──────── EXCERPTED PASSAGE

The Tech Entrepreneur’s Journey – Venture Capital
Following on from the first article of the series, The Tech Entrepreneur’s Journey – The Capital Requirements, this article will consider key aspects that a tech entrepreneur should be conscious of prior to taking on Venture Capital.
What is Venture Capital?
Venture capital (VC) is a form of investment for early-stage, innovative businesses with strong growth potential. Whilst not always the case, VC houses typically invest in technology companies with an exciting concept or piece of technology. The optimum investment outcome being that the investment company is revolutionary or becomes what is known as a “disruptor” leading to a greater return on the house’s investment.
To be a “disruptor” is to create a product, service, or way of doing things that initially displaces and then eventually replaces the existing market leaders. Disruptors are generally entrepreneurs rather than industry insiders or market specialists.
VC investments are traditionally made in return for a minority shareholding in a company, due to the perceived higher risk associated with investing into early-stage businesses. Unlike a private equity investment, VC houses are willing to invest in businesses not yet making a profit and typically hold their investments for a period of between five and seven years before seeking an exit.

────────────────
──────── INFORMATION SUPPLIED

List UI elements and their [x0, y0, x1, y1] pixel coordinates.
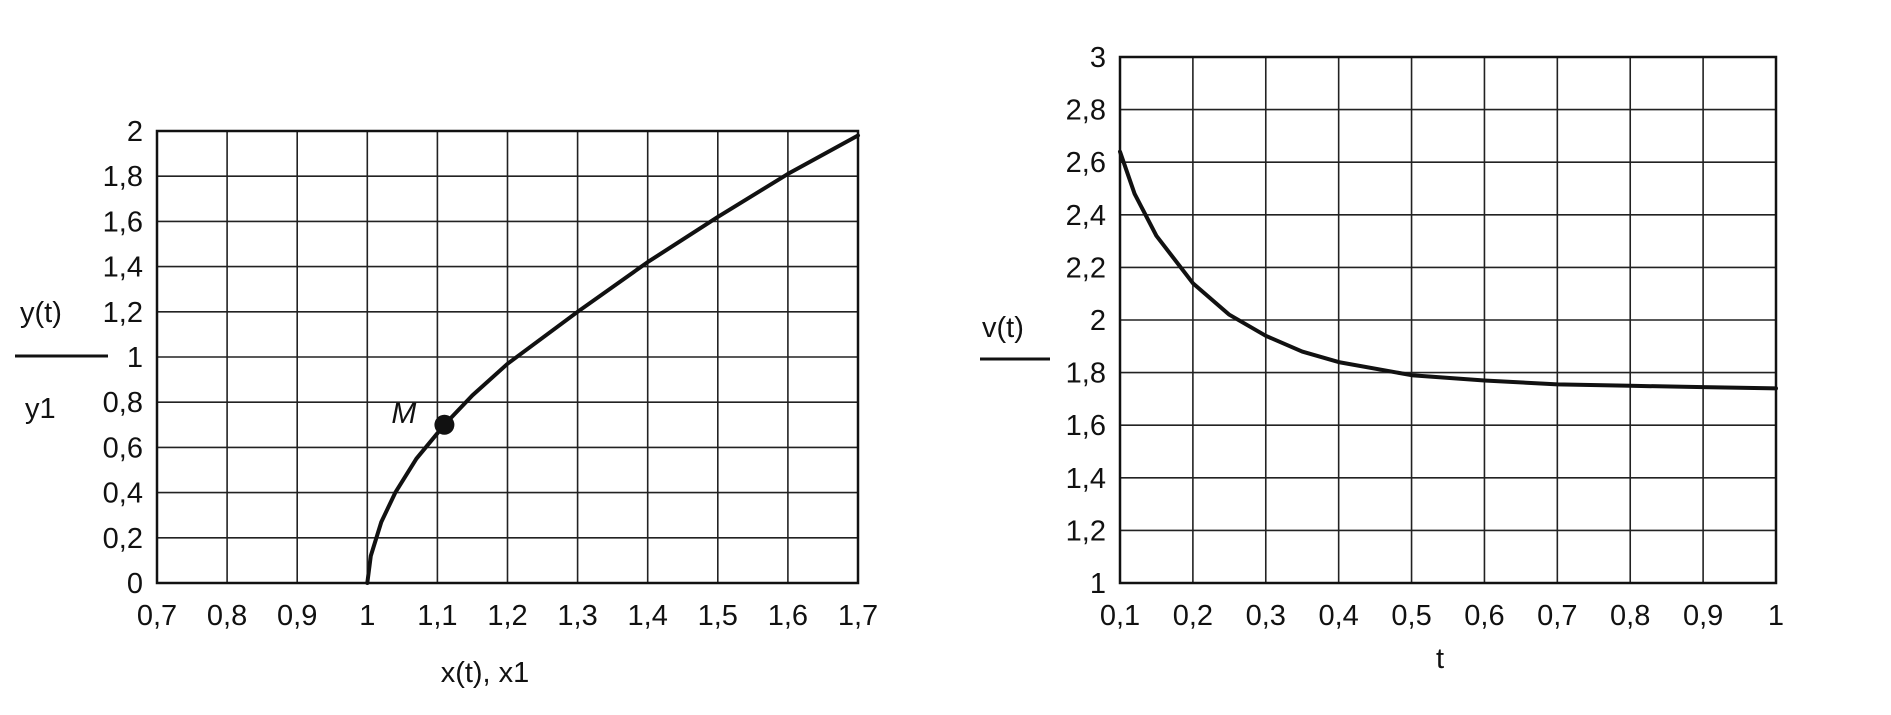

────────────────

▸ **WHAT TO DO**:
**A)** Answer these questions from the venture capital article:
(i) What kind of companies do VC houses typically invest in?
(ii) Who are disruptors generally, according to the article?
(iii) How long do VC houses typically hold their investments before seeking an exit?
**B)** Reproduce word for word the stretch of the venture capital article from "What is Venture" through "or market specialists.".

▸ **ANSWERS TO THE PROBLEMS**:
**A)**
(i) Technology companies with an exciting concept or piece of technology.
(ii) Entrepreneurs rather than industry insiders or market specialists.
(iii) Between five and seven years.

**B)**
What is Venture Capital?
Venture capital (VC) is a form of investment for early-stage, innovative businesses with strong growth potential. Whilst not always the case, VC houses typically invest in technology companies with an exciting concept or piece of technology. The optimum investment outcome being that the investment company is revolutionary or becomes what is known as a “disruptor” leading to a greater return on the house’s investment.
To be a “disruptor” is to create a product, service, or way of doing things that initially displaces and then eventually replaces the existing market leaders. Disruptors are generally entrepreneurs rather than industry insiders or market specialists.